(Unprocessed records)
* * *
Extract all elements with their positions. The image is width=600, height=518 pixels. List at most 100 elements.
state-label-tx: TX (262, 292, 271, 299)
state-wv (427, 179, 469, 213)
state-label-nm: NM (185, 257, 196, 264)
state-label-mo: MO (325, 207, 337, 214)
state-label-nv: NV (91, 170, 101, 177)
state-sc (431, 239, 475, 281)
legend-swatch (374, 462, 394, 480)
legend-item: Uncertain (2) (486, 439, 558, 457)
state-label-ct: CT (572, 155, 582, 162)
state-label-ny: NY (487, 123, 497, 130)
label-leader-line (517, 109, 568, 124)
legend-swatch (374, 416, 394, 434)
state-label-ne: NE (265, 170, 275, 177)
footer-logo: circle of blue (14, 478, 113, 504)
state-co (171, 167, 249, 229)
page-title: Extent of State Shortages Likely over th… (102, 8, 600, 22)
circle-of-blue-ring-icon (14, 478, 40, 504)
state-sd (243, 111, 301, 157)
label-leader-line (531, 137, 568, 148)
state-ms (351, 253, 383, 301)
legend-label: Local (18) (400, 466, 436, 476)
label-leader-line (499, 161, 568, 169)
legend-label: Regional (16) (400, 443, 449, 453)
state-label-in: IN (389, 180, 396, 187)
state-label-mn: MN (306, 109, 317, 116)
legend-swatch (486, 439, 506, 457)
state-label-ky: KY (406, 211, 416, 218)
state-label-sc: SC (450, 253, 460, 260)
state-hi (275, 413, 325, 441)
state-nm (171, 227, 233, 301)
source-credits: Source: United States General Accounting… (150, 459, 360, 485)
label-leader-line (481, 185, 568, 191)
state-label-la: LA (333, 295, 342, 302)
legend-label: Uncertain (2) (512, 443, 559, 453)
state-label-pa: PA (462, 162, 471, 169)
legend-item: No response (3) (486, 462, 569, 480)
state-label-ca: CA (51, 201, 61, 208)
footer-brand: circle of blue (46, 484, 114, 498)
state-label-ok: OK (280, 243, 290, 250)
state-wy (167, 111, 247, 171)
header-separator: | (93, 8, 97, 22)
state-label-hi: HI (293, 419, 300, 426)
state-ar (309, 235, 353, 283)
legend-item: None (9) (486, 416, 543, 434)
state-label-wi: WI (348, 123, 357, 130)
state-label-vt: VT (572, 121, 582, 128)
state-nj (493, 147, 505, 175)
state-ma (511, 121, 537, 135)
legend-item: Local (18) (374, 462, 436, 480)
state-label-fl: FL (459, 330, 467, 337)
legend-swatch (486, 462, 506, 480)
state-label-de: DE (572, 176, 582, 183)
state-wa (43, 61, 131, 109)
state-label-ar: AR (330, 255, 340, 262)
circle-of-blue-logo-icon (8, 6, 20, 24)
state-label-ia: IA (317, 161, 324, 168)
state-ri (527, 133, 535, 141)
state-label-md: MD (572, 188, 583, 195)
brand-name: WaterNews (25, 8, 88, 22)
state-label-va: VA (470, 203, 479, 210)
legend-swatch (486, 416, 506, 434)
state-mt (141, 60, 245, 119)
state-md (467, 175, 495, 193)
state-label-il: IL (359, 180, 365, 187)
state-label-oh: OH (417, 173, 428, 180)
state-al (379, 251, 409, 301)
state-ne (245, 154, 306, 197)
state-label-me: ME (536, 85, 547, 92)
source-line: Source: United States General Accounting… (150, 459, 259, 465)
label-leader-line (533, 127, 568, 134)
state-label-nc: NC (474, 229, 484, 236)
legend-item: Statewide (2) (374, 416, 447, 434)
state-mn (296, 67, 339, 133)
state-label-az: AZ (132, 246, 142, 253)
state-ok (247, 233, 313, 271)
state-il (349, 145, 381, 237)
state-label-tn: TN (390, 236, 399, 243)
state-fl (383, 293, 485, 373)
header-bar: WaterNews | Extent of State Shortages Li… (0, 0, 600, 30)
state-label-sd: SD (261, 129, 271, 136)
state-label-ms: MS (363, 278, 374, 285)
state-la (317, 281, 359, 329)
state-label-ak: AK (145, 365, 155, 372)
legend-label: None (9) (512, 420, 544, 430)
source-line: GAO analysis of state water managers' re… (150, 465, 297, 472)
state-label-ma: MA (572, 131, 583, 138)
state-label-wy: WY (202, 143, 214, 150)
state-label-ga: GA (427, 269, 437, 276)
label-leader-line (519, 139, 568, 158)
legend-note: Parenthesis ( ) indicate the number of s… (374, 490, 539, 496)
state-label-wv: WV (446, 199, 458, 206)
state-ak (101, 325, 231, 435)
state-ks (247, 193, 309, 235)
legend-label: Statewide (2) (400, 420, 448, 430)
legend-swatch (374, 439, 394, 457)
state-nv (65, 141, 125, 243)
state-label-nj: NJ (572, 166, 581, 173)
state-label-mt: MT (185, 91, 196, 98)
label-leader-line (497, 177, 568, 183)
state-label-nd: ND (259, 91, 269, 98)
* * *
Rewrite the records above, replacing every occurrence of "label-leader-line" with "callout-line" and leaving everything else unchanged.

→ **REPLY**
Extract all elements with their positions. The image is width=600, height=518 pixels. List at most 100 elements.
state-label-tx: TX (262, 292, 271, 299)
state-wv (427, 179, 469, 213)
state-label-nm: NM (185, 257, 196, 264)
state-label-mo: MO (325, 207, 337, 214)
state-label-nv: NV (91, 170, 101, 177)
state-sc (431, 239, 475, 281)
legend-swatch (374, 462, 394, 480)
legend-item: Uncertain (2) (486, 439, 558, 457)
state-label-ct: CT (572, 155, 582, 162)
state-label-ny: NY (487, 123, 497, 130)
callout-line (517, 109, 568, 124)
legend-swatch (374, 416, 394, 434)
state-label-ne: NE (265, 170, 275, 177)
footer-logo: circle of blue (14, 478, 113, 504)
state-co (171, 167, 249, 229)
page-title: Extent of State Shortages Likely over th… (102, 8, 600, 22)
circle-of-blue-ring-icon (14, 478, 40, 504)
state-sd (243, 111, 301, 157)
callout-line (531, 137, 568, 148)
state-ms (351, 253, 383, 301)
legend-label: Local (18) (400, 466, 436, 476)
callout-line (499, 161, 568, 169)
legend-label: Regional (16) (400, 443, 449, 453)
state-label-in: IN (389, 180, 396, 187)
state-label-mn: MN (306, 109, 317, 116)
legend-swatch (486, 439, 506, 457)
state-label-ky: KY (406, 211, 416, 218)
state-label-sc: SC (450, 253, 460, 260)
state-hi (275, 413, 325, 441)
state-nm (171, 227, 233, 301)
source-credits: Source: United States General Accounting… (150, 459, 360, 485)
callout-line (481, 185, 568, 191)
state-label-la: LA (333, 295, 342, 302)
legend-label: Uncertain (2) (512, 443, 559, 453)
state-label-pa: PA (462, 162, 471, 169)
legend-item: No response (3) (486, 462, 569, 480)
state-label-ca: CA (51, 201, 61, 208)
footer-brand: circle of blue (46, 484, 114, 498)
state-label-ok: OK (280, 243, 290, 250)
state-wy (167, 111, 247, 171)
header-separator: | (93, 8, 97, 22)
state-label-hi: HI (293, 419, 300, 426)
state-ar (309, 235, 353, 283)
legend-item: None (9) (486, 416, 543, 434)
state-label-wi: WI (348, 123, 357, 130)
state-label-vt: VT (572, 121, 582, 128)
state-nj (493, 147, 505, 175)
state-ma (511, 121, 537, 135)
legend-item: Local (18) (374, 462, 436, 480)
state-label-fl: FL (459, 330, 467, 337)
legend-swatch (486, 462, 506, 480)
state-label-de: DE (572, 176, 582, 183)
state-wa (43, 61, 131, 109)
state-label-ar: AR (330, 255, 340, 262)
circle-of-blue-logo-icon (8, 6, 20, 24)
state-label-ia: IA (317, 161, 324, 168)
state-ri (527, 133, 535, 141)
state-label-md: MD (572, 188, 583, 195)
brand-name: WaterNews (25, 8, 88, 22)
state-label-va: VA (470, 203, 479, 210)
legend-swatch (486, 416, 506, 434)
state-mt (141, 60, 245, 119)
state-md (467, 175, 495, 193)
state-label-il: IL (359, 180, 365, 187)
state-label-oh: OH (417, 173, 428, 180)
state-al (379, 251, 409, 301)
state-ne (245, 154, 306, 197)
state-label-me: ME (536, 85, 547, 92)
source-line: Source: United States General Accounting… (150, 459, 259, 465)
callout-line (533, 127, 568, 134)
state-label-nc: NC (474, 229, 484, 236)
legend-item: Statewide (2) (374, 416, 447, 434)
state-mn (296, 67, 339, 133)
state-label-az: AZ (132, 246, 142, 253)
state-ok (247, 233, 313, 271)
state-il (349, 145, 381, 237)
state-label-tn: TN (390, 236, 399, 243)
state-fl (383, 293, 485, 373)
header-bar: WaterNews | Extent of State Shortages Li… (0, 0, 600, 30)
state-label-sd: SD (261, 129, 271, 136)
state-label-ms: MS (363, 278, 374, 285)
state-la (317, 281, 359, 329)
state-label-ak: AK (145, 365, 155, 372)
legend-label: None (9) (512, 420, 544, 430)
source-line: GAO analysis of state water managers' re… (150, 465, 297, 472)
state-label-ma: MA (572, 131, 583, 138)
state-label-wy: WY (202, 143, 214, 150)
state-label-ga: GA (427, 269, 437, 276)
callout-line (519, 139, 568, 158)
legend-note: Parenthesis ( ) indicate the number of s… (374, 490, 539, 496)
state-label-wv: WV (446, 199, 458, 206)
state-ak (101, 325, 231, 435)
state-ks (247, 193, 309, 235)
legend-label: Statewide (2) (400, 420, 448, 430)
legend-swatch (374, 439, 394, 457)
state-nv (65, 141, 125, 243)
state-label-nj: NJ (572, 166, 581, 173)
state-label-mt: MT (185, 91, 196, 98)
callout-line (497, 177, 568, 183)
state-label-nd: ND (259, 91, 269, 98)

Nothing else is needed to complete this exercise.